Friday, December 28, 2012

Albedo changes in the Arctic

How global warming and feedbacks are causing huge albedo changes in the Arctic.

Image credit: Rutgers University
Snow cover decline

Decline of the snow cover on land in the northern hemisphere is accelerating, as illustrated by the image on the right. (1)

Fresh snow can have an albedo as high as 0.85, meaning that up to 85% of the sunlight falling on snow can get reflected back into space. As the snow melts, its structure changes making it less reflective, i.e. its albedo will go down, to as low as 40%. (2)

As a result, more sunlight gets absorbed, accelerating the melting process. Eventually, where snow melts away, spots of bare soil become exposed, and dark wet soil has a very low albedo, reflecting only between 5% and 15% of the sunlight. Thus, even more sunlight gets absorbed and the soil's temperature increases, causing more of the remaining snow to melt. (2)

Albedo, from Wikipedia
Changes in vegetation can further accelerate this process. Russia's boreal forest - the largest continuous expanse of forest in the world - has seen a transformation in recent years from larch to conifer trees. Larch trees drop their needles in the fall, allowing the vast, snow-covered ground in winter to reflect sunlight and heat back into space and helping to keep temperatures in the region very cold. But conifers such as spruce and fir retain their needles, which absorb sunlight and increase the forest's ground-level heat retention. (3)

A conversion from larch to evergreen stands in low-diversity regions of southern Siberia would generate a local positive radiative forcing of 5.1±2.6 W m−2. This radiative heating would reinforce the warming projected to occur in the area under climate change. (4)

Tundra in the Arctic used to be covered by a white blanket of snow most of the year. However, as the landscape is warming up, more trees and shrubs appear. Scientists who studied part of the Eurasian Arctic, found that willow and alder shrubs, once stunted by harsh weather, have been growing upward to the height of trees in recent decades. They now rise above the snowfall, presenting a dark, light-absorbing surface. This increased absorption of the Sun's radiation, combined with microclimates created by forested areas, adds to global warming, making an already-warming climate warm even more rapidly. (5 & 6)

Furthermore, encroachment of trees onto Arctic tundra caused by the warming may cause large release of carbon to the atmosphere, concludes a recent study. This is because tundra soil contains a lot of stored organic matter, due to slow decomposition, but the trees stimulate the decomposition of this material. (7)

Sea ice decline

In the Arctic, sea ice volume has fallen dramatically over the years, as illustrated by the image on the right. The trend points at 2014 as the year when Arctic sea ice will first reach zero volume for some time during that year. (8)

§ **Goal**:
From the text on Arctic albedo changes, copy word for word the part that opens with the words containing "Furthermore, encroachment of trees" and closes with "that year. (8)".

§ **Provided material**:
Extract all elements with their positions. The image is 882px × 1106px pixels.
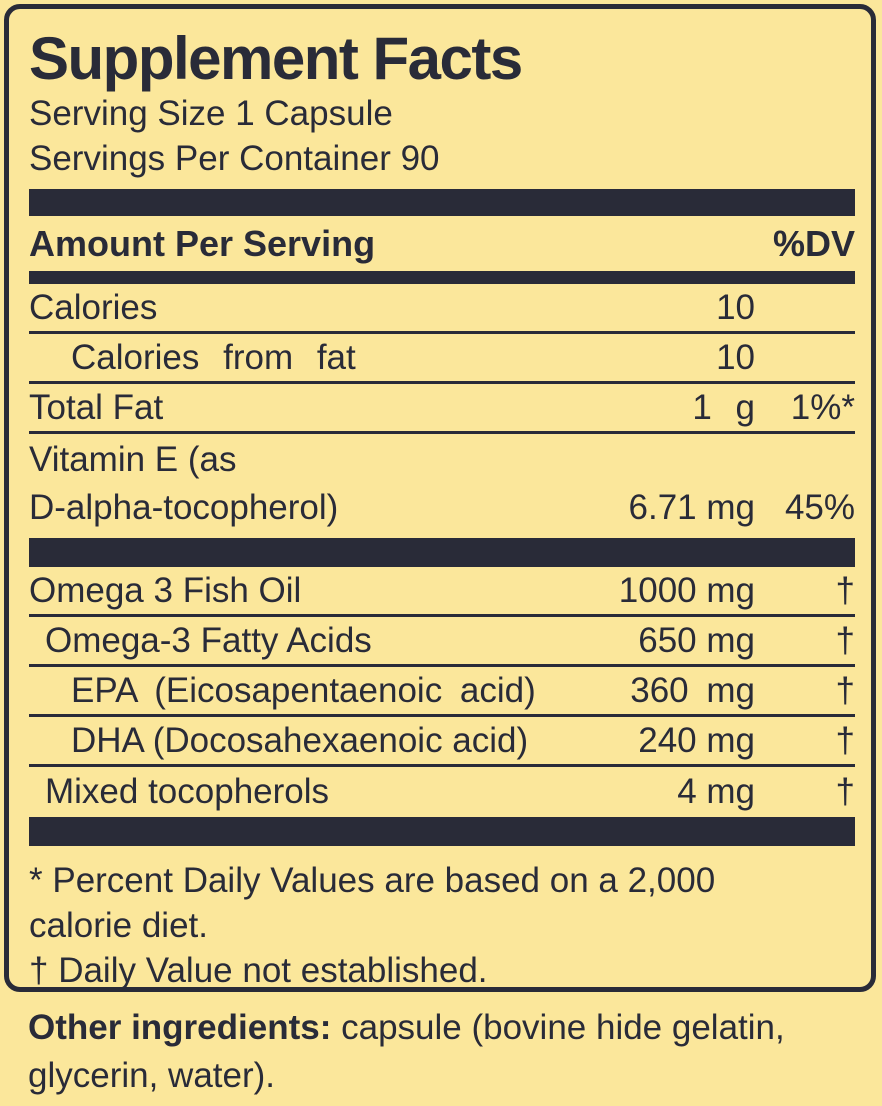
nutrient-name-line2: D-alpha-tocopherol): [29, 488, 339, 527]
table-row-dha: DHA (Docosahexaenoic acid) 240 mg †: [29, 717, 855, 767]
divider-bar-bottom: [29, 817, 855, 846]
nutrient-name-line1: Vitamin E (as: [29, 440, 237, 479]
nutrient-amount: 1000 mg: [618, 570, 755, 610]
nutrient-dv: 1%*: [790, 387, 855, 427]
nutrient-dv: †: [835, 772, 855, 811]
footnotes: * Percent Daily Values are based on a 2,…: [29, 858, 855, 993]
divider-bar-top: [29, 189, 855, 216]
other-ingredients-label: Other ingredients:: [28, 1008, 332, 1047]
nutrient-name: Calories: [29, 287, 158, 327]
panel-title: Supplement Facts: [29, 25, 523, 92]
footnote-daily-values-line1: * Percent Daily Values are based on a 2,…: [29, 861, 716, 900]
table-row-total-fat: Total Fat 1 g 1%*: [29, 384, 855, 434]
footnote-dagger: † Daily Value not established.: [29, 951, 488, 990]
nutrient-amount: 1 g: [692, 387, 755, 427]
other-ingredients-text: capsule (bovine hide gelatin,: [331, 1008, 785, 1047]
nutrient-dv: 45%: [784, 488, 855, 527]
nutrient-dv: †: [835, 620, 855, 660]
nutrient-amount: 240 mg: [638, 720, 755, 760]
nutrient-amount: 4 mg: [677, 772, 755, 811]
table-row-epa: EPA (Eicosapentaenoic acid) 360 mg †: [29, 667, 855, 717]
other-ingredients-line2: glycerin, water).: [28, 1056, 276, 1095]
nutrient-amount: 6.71 mg: [628, 488, 755, 527]
nutrient-amount: 360 mg: [630, 670, 755, 710]
serving-size: Serving Size 1 Capsule: [29, 94, 393, 133]
nutrient-dv: †: [835, 670, 855, 710]
nutrient-amount: 650 mg: [638, 620, 755, 660]
supplement-facts-panel: Supplement Facts Serving Size 1 Capsule …: [4, 4, 876, 992]
servings-per-container: Servings Per Container 90: [29, 139, 440, 178]
nutrient-name: Calories from fat: [71, 337, 356, 377]
nutrient-dv: †: [835, 720, 855, 760]
amount-per-serving-header: Amount Per Serving: [29, 222, 376, 264]
nutrient-dv: †: [835, 570, 855, 610]
divider-bar-header: [29, 271, 855, 284]
divider-bar-middle: [29, 538, 855, 567]
other-ingredients-line1: Other ingredients: capsule (bovine hide …: [28, 1004, 785, 1052]
nutrient-amount: 10: [716, 287, 755, 327]
nutrient-name: Omega-3 Fatty Acids: [45, 620, 372, 660]
footnote-daily-values-line2: calorie diet.: [29, 906, 208, 945]
other-ingredients-section: Other ingredients: capsule (bovine hide …: [28, 1004, 785, 1100]
table-row-omega3-fish-oil: Omega 3 Fish Oil 1000 mg †: [29, 567, 855, 617]
nutrient-name: EPA (Eicosapentaenoic acid): [71, 670, 536, 710]
nutrient-name: Omega 3 Fish Oil: [29, 570, 302, 610]
table-row-omega3-fatty-acids: Omega-3 Fatty Acids 650 mg †: [29, 617, 855, 667]
table-header-row: Amount Per Serving %DV: [29, 216, 855, 271]
nutrient-name: DHA (Docosahexaenoic acid): [71, 720, 529, 760]
percent-dv-header: %DV: [772, 222, 855, 264]
nutrient-name: Total Fat: [29, 387, 164, 427]
table-row-calories: Calories 10: [29, 284, 855, 334]
table-row-vitamin-e: Vitamin E (as D-alpha-tocopherol) 6.71 m…: [29, 434, 855, 538]
table-row-mixed-tocopherols: Mixed tocopherols 4 mg †: [29, 767, 855, 817]
nutrient-amount: 10: [716, 337, 755, 377]
nutrient-row-line2: D-alpha-tocopherol) 6.71 mg 45%: [29, 484, 855, 532]
nutrient-name: Mixed tocopherols: [45, 772, 330, 811]
table-row-calories-from-fat: Calories from fat 10: [29, 334, 855, 384]
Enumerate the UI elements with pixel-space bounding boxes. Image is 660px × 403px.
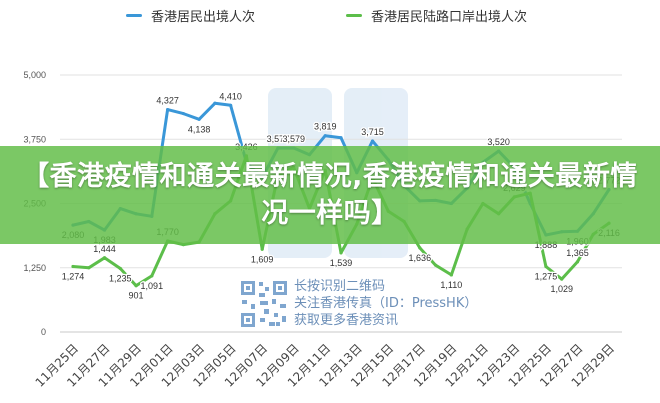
watermark-line: 关注香港传真（ID：PressHK） (294, 296, 478, 311)
legend-item-outbound[interactable]: 香港居民出境人次 (126, 6, 255, 25)
data-point (260, 247, 264, 251)
data-point (575, 260, 580, 264)
data-label: 1,110 (440, 280, 462, 290)
data-label: 3,577 (267, 134, 290, 144)
watermark: 长按识别二维码 关注香港传真（ID：PressHK） 获取更多香港资讯 (238, 278, 477, 334)
watermark-text: 长按识别二维码 关注香港传真（ID：PressHK） 获取更多香港资讯 (294, 278, 477, 329)
qr-code-icon (238, 278, 290, 330)
data-label: 1,275 (535, 271, 558, 281)
y-tick-label: 3,750 (23, 134, 46, 144)
data-point (165, 107, 170, 112)
data-point (213, 101, 217, 105)
data-label: 1,365 (566, 248, 589, 258)
data-point (339, 136, 343, 140)
data-label: 1,235 (109, 274, 132, 284)
y-tick-label: 0 (41, 327, 46, 337)
data-point (71, 264, 75, 269)
legend-swatch-icon (126, 14, 142, 17)
data-label: 3,520 (487, 137, 510, 147)
data-point (134, 284, 138, 288)
chart-legend: 香港居民出境人次 香港居民陆路口岸出境人次 (0, 4, 660, 26)
data-label: 4,327 (156, 96, 179, 106)
data-point (544, 264, 548, 269)
data-label: 4,410 (219, 91, 242, 101)
data-label: 1,636 (409, 253, 432, 263)
title-banner: 【香港疫情和通关最新情况,香港疫情和通关最新情况一样吗】 (0, 146, 660, 244)
y-tick-label: 1,250 (23, 263, 46, 273)
data-point (560, 277, 564, 281)
data-point (87, 266, 91, 270)
data-point (150, 274, 154, 278)
legend-label: 香港居民陆路口岸出境人次 (371, 9, 528, 24)
data-label: 1,444 (93, 244, 116, 254)
data-point (181, 111, 185, 116)
legend-swatch-icon (346, 14, 362, 17)
data-label: 3,819 (314, 122, 337, 132)
watermark-line: 长按识别二维码 (294, 279, 386, 294)
data-point (197, 117, 201, 121)
data-label: 1,274 (62, 272, 85, 282)
legend-label: 香港居民出境人次 (151, 9, 256, 24)
data-point (229, 103, 233, 107)
data-label: 1,029 (550, 284, 573, 294)
banner-title: 【香港疫情和通关最新情况,香港疫情和通关最新情况一样吗】 (22, 161, 638, 229)
watermark-line: 获取更多香港资讯 (294, 313, 399, 328)
data-point (433, 263, 438, 267)
y-tick-label: 5,000 (23, 70, 46, 80)
legend-item-land-port[interactable]: 香港居民陆路口岸出境人次 (346, 6, 527, 25)
data-label: 1,539 (330, 258, 353, 268)
data-point (118, 266, 122, 271)
data-label: 901 (129, 291, 144, 301)
data-label: 1,609 (251, 254, 274, 264)
data-point (449, 273, 453, 277)
data-point (339, 251, 343, 255)
data-point (418, 246, 422, 250)
data-point (370, 139, 375, 143)
data-point (102, 256, 107, 260)
data-label: 3,715 (361, 127, 384, 137)
data-label: 3,579 (282, 134, 305, 144)
data-point (323, 134, 327, 138)
data-label: 4,138 (188, 124, 211, 134)
data-label: 1,091 (141, 281, 164, 291)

§ **Full answer**:
Furthermore, encroachment of trees onto Arctic tundra caused by the warming may cause large release of carbon to the atmosphere, concludes a recent study. This is because tundra soil contains a lot of stored organic matter, due to slow decomposition, but the trees stimulate the decomposition of this material. (7)

Sea ice decline

In the Arctic, sea ice volume has fallen dramatically over the years, as illustrated by the image on the right. The trend points at 2014 as the year when Arctic sea ice will first reach zero volume for some time during that year. (8)